## begin

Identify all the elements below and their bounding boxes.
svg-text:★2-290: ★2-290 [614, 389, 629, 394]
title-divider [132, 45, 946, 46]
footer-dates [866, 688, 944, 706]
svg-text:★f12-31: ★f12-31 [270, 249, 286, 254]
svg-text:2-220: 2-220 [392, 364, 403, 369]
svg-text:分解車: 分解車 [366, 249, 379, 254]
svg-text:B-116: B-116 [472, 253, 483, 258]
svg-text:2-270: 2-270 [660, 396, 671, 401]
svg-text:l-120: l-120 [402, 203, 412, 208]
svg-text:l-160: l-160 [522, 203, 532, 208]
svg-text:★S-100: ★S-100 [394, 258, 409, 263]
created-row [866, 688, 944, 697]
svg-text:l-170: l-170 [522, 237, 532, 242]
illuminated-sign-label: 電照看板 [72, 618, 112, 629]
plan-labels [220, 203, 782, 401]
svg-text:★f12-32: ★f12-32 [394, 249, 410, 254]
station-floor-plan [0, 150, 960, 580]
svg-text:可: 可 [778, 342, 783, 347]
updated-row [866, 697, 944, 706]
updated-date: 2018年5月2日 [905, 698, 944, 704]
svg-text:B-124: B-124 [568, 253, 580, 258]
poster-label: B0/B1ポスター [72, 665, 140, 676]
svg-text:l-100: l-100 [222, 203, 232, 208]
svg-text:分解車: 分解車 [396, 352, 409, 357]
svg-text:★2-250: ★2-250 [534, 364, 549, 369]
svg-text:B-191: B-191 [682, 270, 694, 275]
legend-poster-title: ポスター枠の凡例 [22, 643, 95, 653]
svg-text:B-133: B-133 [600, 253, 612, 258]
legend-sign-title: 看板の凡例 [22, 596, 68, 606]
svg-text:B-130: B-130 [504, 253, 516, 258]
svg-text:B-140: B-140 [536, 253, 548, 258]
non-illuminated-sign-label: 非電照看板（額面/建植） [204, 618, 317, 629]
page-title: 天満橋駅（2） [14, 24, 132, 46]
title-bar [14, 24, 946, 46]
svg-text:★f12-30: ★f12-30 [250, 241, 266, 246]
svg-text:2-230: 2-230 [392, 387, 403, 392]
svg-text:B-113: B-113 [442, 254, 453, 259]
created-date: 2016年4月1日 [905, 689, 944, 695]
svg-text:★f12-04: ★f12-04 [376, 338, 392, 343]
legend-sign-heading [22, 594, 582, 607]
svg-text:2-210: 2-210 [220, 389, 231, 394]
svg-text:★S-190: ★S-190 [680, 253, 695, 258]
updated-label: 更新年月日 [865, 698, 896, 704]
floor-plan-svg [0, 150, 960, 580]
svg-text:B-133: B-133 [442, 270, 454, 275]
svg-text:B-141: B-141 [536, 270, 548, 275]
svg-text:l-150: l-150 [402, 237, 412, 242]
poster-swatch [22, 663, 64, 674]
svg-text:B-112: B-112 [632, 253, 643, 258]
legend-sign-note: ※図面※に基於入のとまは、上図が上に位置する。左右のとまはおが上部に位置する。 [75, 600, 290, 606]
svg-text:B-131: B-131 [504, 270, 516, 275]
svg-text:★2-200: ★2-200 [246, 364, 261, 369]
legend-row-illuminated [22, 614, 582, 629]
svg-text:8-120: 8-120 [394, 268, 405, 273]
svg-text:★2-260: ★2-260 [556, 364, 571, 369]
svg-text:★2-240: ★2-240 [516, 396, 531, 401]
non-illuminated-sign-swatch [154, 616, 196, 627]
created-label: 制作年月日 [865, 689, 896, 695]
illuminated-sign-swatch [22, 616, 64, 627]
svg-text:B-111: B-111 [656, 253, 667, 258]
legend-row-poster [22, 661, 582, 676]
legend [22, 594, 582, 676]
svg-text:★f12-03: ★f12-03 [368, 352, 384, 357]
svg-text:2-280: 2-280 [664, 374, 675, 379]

## end

> _Challenge_
Reproduce all of the lines above word for word and in the same order.

> _Output_
Identify all the elements below and their bounding boxes.
svg-text:★2-290: ★2-290 [614, 389, 629, 394]
title-divider [132, 45, 946, 46]
footer-dates [866, 688, 944, 706]
svg-text:★f12-31: ★f12-31 [270, 249, 286, 254]
svg-text:2-220: 2-220 [392, 364, 403, 369]
svg-text:分解車: 分解車 [366, 249, 379, 254]
svg-text:B-116: B-116 [472, 253, 483, 258]
svg-text:2-270: 2-270 [660, 396, 671, 401]
svg-text:l-120: l-120 [402, 203, 412, 208]
svg-text:l-160: l-160 [522, 203, 532, 208]
svg-text:★S-100: ★S-100 [394, 258, 409, 263]
created-row [866, 688, 944, 697]
svg-text:l-170: l-170 [522, 237, 532, 242]
illuminated-sign-label: 電照看板 [72, 618, 112, 629]
plan-labels [220, 203, 782, 401]
svg-text:★f12-32: ★f12-32 [394, 249, 410, 254]
station-floor-plan [0, 150, 960, 580]
svg-text:可: 可 [778, 342, 783, 347]
updated-row [866, 697, 944, 706]
updated-date: 2018年5月2日 [905, 698, 944, 704]
svg-text:B-124: B-124 [568, 253, 580, 258]
poster-label: B0/B1ポスター [72, 665, 140, 676]
svg-text:l-100: l-100 [222, 203, 232, 208]
svg-text:分解車: 分解車 [396, 352, 409, 357]
svg-text:★2-250: ★2-250 [534, 364, 549, 369]
svg-text:B-191: B-191 [682, 270, 694, 275]
legend-poster-title: ポスター枠の凡例 [22, 643, 95, 653]
svg-text:B-133: B-133 [600, 253, 612, 258]
legend-sign-title: 看板の凡例 [22, 596, 68, 606]
svg-text:B-130: B-130 [504, 253, 516, 258]
svg-text:B-140: B-140 [536, 253, 548, 258]
non-illuminated-sign-label: 非電照看板（額面/建植） [204, 618, 317, 629]
page-title: 天満橋駅（2） [14, 24, 132, 46]
title-bar [14, 24, 946, 46]
svg-text:★f12-30: ★f12-30 [250, 241, 266, 246]
svg-text:2-230: 2-230 [392, 387, 403, 392]
svg-text:B-113: B-113 [442, 254, 453, 259]
created-date: 2016年4月1日 [905, 689, 944, 695]
svg-text:★f12-04: ★f12-04 [376, 338, 392, 343]
legend-sign-heading [22, 594, 582, 607]
svg-text:2-210: 2-210 [220, 389, 231, 394]
svg-text:★S-190: ★S-190 [680, 253, 695, 258]
updated-label: 更新年月日 [865, 698, 896, 704]
floor-plan-svg [0, 150, 960, 580]
svg-text:B-133: B-133 [442, 270, 454, 275]
svg-text:B-141: B-141 [536, 270, 548, 275]
svg-text:l-150: l-150 [402, 237, 412, 242]
poster-swatch [22, 663, 64, 674]
svg-text:B-112: B-112 [632, 253, 643, 258]
legend-sign-note: ※図面※に基於入のとまは、上図が上に位置する。左右のとまはおが上部に位置する。 [75, 600, 290, 606]
svg-text:B-131: B-131 [504, 270, 516, 275]
svg-text:★2-200: ★2-200 [246, 364, 261, 369]
legend-row-illuminated [22, 614, 582, 629]
svg-text:8-120: 8-120 [394, 268, 405, 273]
svg-text:★2-260: ★2-260 [556, 364, 571, 369]
svg-text:★2-240: ★2-240 [516, 396, 531, 401]
non-illuminated-sign-swatch [154, 616, 196, 627]
created-label: 制作年月日 [865, 689, 896, 695]
illuminated-sign-swatch [22, 616, 64, 627]
svg-text:B-111: B-111 [656, 253, 667, 258]
legend-row-poster [22, 661, 582, 676]
legend [22, 594, 582, 676]
svg-text:★f12-03: ★f12-03 [368, 352, 384, 357]
svg-text:2-280: 2-280 [664, 374, 675, 379]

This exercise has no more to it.